### Your instructions
In the data below, can you reproduce every line from the line with "x-tick-label: 2025-Q2 (865, 607, 944, 628)" to the line with "y-tick-labels: 0 1", including both of those lines, word for word and in their original order?

Source data:
______________________________

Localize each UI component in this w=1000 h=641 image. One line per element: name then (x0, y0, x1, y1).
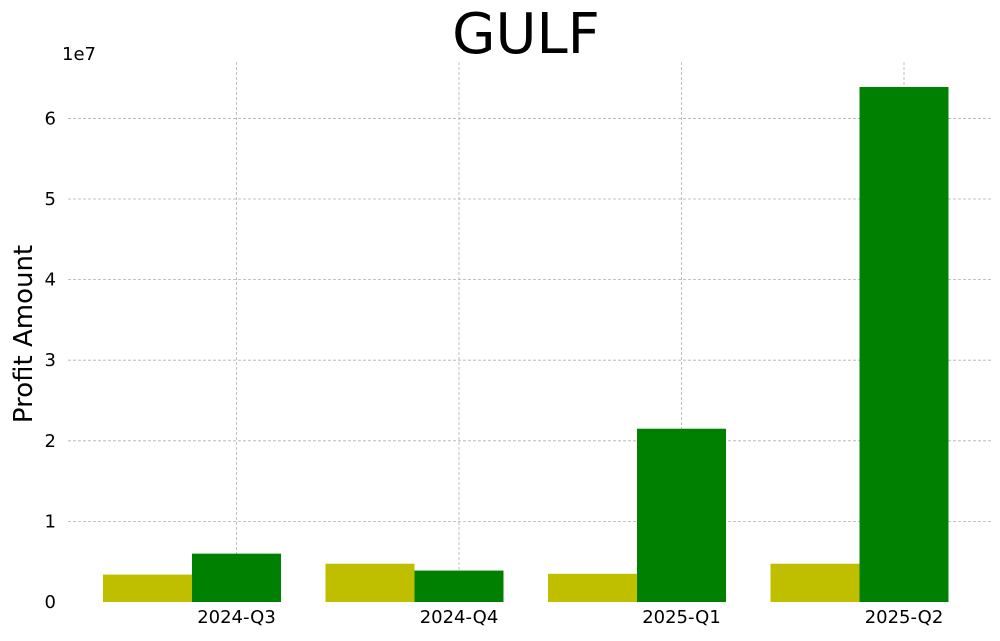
x-tick-label: 2025-Q2 (865, 607, 944, 628)
grid (68, 62, 992, 602)
chart-title: GULF (452, 2, 600, 67)
bar (770, 563, 860, 602)
bar (103, 574, 192, 602)
x-tick-labels: 2024-Q3 2024-Q4 2025-Q1 2025-Q2 (197, 607, 943, 628)
bar (414, 570, 504, 602)
y-axis-label: Profit Amount (9, 245, 39, 423)
y-axis-offset-label: 1e7 (62, 44, 96, 65)
y-tick-label: 5 (45, 189, 56, 210)
bar (192, 553, 281, 602)
bar (325, 563, 415, 602)
x-tick-label: 2024-Q3 (197, 607, 276, 628)
y-tick-label: 2 (45, 431, 56, 452)
x-tick-label: 2024-Q4 (420, 607, 499, 628)
y-tick-label: 1 (45, 511, 56, 532)
y-tick-label: 3 (45, 350, 56, 371)
y-tick-label: 6 (45, 108, 56, 129)
bar (637, 428, 726, 602)
x-tick-label: 2025-Q1 (642, 607, 721, 628)
bar (548, 573, 637, 602)
y-tick-label: 4 (45, 270, 56, 291)
bars (103, 86, 949, 602)
y-tick-label: 0 (45, 592, 56, 613)
bar (859, 86, 949, 602)
y-tick-labels: 0 1 2 3 4 5 6 (45, 108, 56, 613)
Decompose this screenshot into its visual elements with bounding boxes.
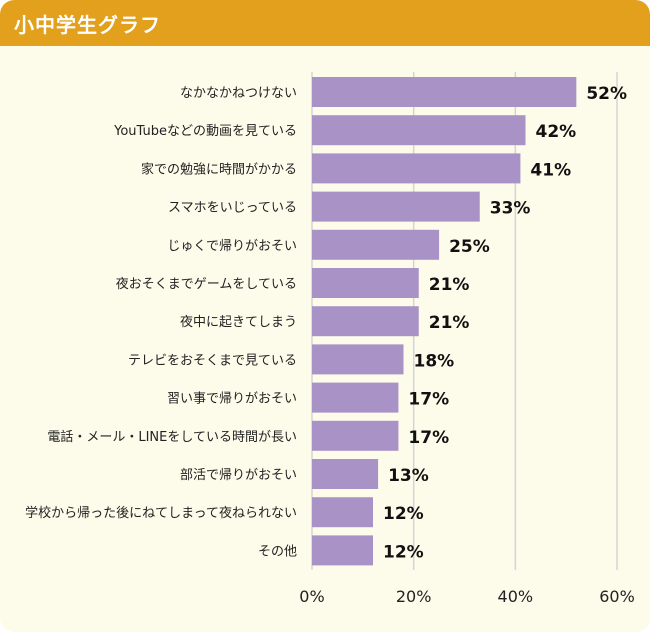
chart-title: 小中学生グラフ xyxy=(14,13,161,37)
x-tick-label: 20% xyxy=(396,587,432,606)
bar xyxy=(312,77,577,107)
value-label: 21% xyxy=(429,313,470,333)
category-label: じゅくで帰りがおそい xyxy=(167,238,297,254)
category-label: 習い事で帰りがおそい xyxy=(167,391,297,407)
bar xyxy=(312,306,419,337)
category-label: 夜中に起きてしまう xyxy=(180,315,297,330)
bar xyxy=(312,382,399,413)
value-label: 52% xyxy=(586,84,627,104)
category-label: YouTubeなどの動画を見ている xyxy=(113,124,297,139)
value-label: 18% xyxy=(414,351,455,371)
x-axis-ticks: 0% 20% 40% 60% xyxy=(299,587,634,606)
category-label: 夜おそくまでゲームをしている xyxy=(116,277,297,292)
value-label: 41% xyxy=(530,160,571,180)
value-label: 12% xyxy=(383,504,424,524)
bar xyxy=(312,535,373,566)
bar xyxy=(312,229,440,260)
category-label: なかなかねつけない xyxy=(180,86,297,101)
value-label: 13% xyxy=(388,466,429,486)
bars xyxy=(312,77,577,566)
category-label: 学校から帰った後にねてしまって夜ねられない xyxy=(25,505,297,521)
bar xyxy=(312,459,379,489)
value-labels: 52% 42% 41% 33%25% 21% 21% 18% 17% 17% 13% 12% 12% xyxy=(383,84,627,562)
bar xyxy=(312,420,399,451)
category-label: その他 xyxy=(258,544,297,559)
value-label: 12% xyxy=(383,542,424,562)
bar xyxy=(312,191,480,222)
bar xyxy=(312,115,526,146)
category-label: テレビをおそくまで見ている xyxy=(128,353,297,368)
bar xyxy=(312,268,419,298)
category-label: スマホをいじっている xyxy=(168,201,297,216)
category-label: 部活で帰りがおそい xyxy=(180,467,297,483)
category-labels: なかなかねつけない YouTubeなどの動画を見ている家での勉強に時間がかかるスマ… xyxy=(25,86,297,559)
bar xyxy=(312,153,521,184)
bar xyxy=(312,497,373,528)
x-tick-label: 60% xyxy=(599,587,635,606)
category-label: 家での勉強に時間がかかる xyxy=(141,161,297,177)
value-label: 17% xyxy=(408,390,449,410)
header-bar: 小中学生グラフ xyxy=(0,0,650,46)
bar xyxy=(312,344,404,375)
value-label: 42% xyxy=(536,122,577,142)
value-label: 25% xyxy=(449,237,490,257)
category-label: 電話・メール・LINEをしている時間が長い xyxy=(47,429,297,445)
x-tick-label: 0% xyxy=(299,587,324,606)
x-tick-label: 40% xyxy=(498,587,534,606)
value-label: 17% xyxy=(408,428,449,448)
value-label: 21% xyxy=(429,275,470,295)
value-label: 33% xyxy=(490,199,531,219)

______________________________

### Final result
x-tick-label: 2025-Q2 (865, 607, 944, 628)
grid (68, 62, 992, 602)
chart-title: GULF (452, 2, 600, 67)
bar (770, 563, 860, 602)
bar (103, 574, 192, 602)
x-tick-labels: 2024-Q3 2024-Q4 2025-Q1 2025-Q2 (197, 607, 943, 628)
bar (414, 570, 504, 602)
y-axis-label: Profit Amount (9, 245, 39, 423)
y-axis-offset-label: 1e7 (62, 44, 96, 65)
y-tick-label: 5 (45, 189, 56, 210)
bar (192, 553, 281, 602)
bar (325, 563, 415, 602)
x-tick-label: 2024-Q3 (197, 607, 276, 628)
y-tick-label: 2 (45, 431, 56, 452)
x-tick-label: 2024-Q4 (420, 607, 499, 628)
y-tick-label: 1 (45, 511, 56, 532)
y-tick-label: 3 (45, 350, 56, 371)
y-tick-label: 6 (45, 108, 56, 129)
bar (637, 428, 726, 602)
x-tick-label: 2025-Q1 (642, 607, 721, 628)
bar (548, 573, 637, 602)
y-tick-label: 4 (45, 270, 56, 291)
bars (103, 86, 949, 602)
y-tick-label: 0 (45, 592, 56, 613)
bar (859, 86, 949, 602)
y-tick-labels: 0 1 2 3 4 5 6 (45, 108, 56, 613)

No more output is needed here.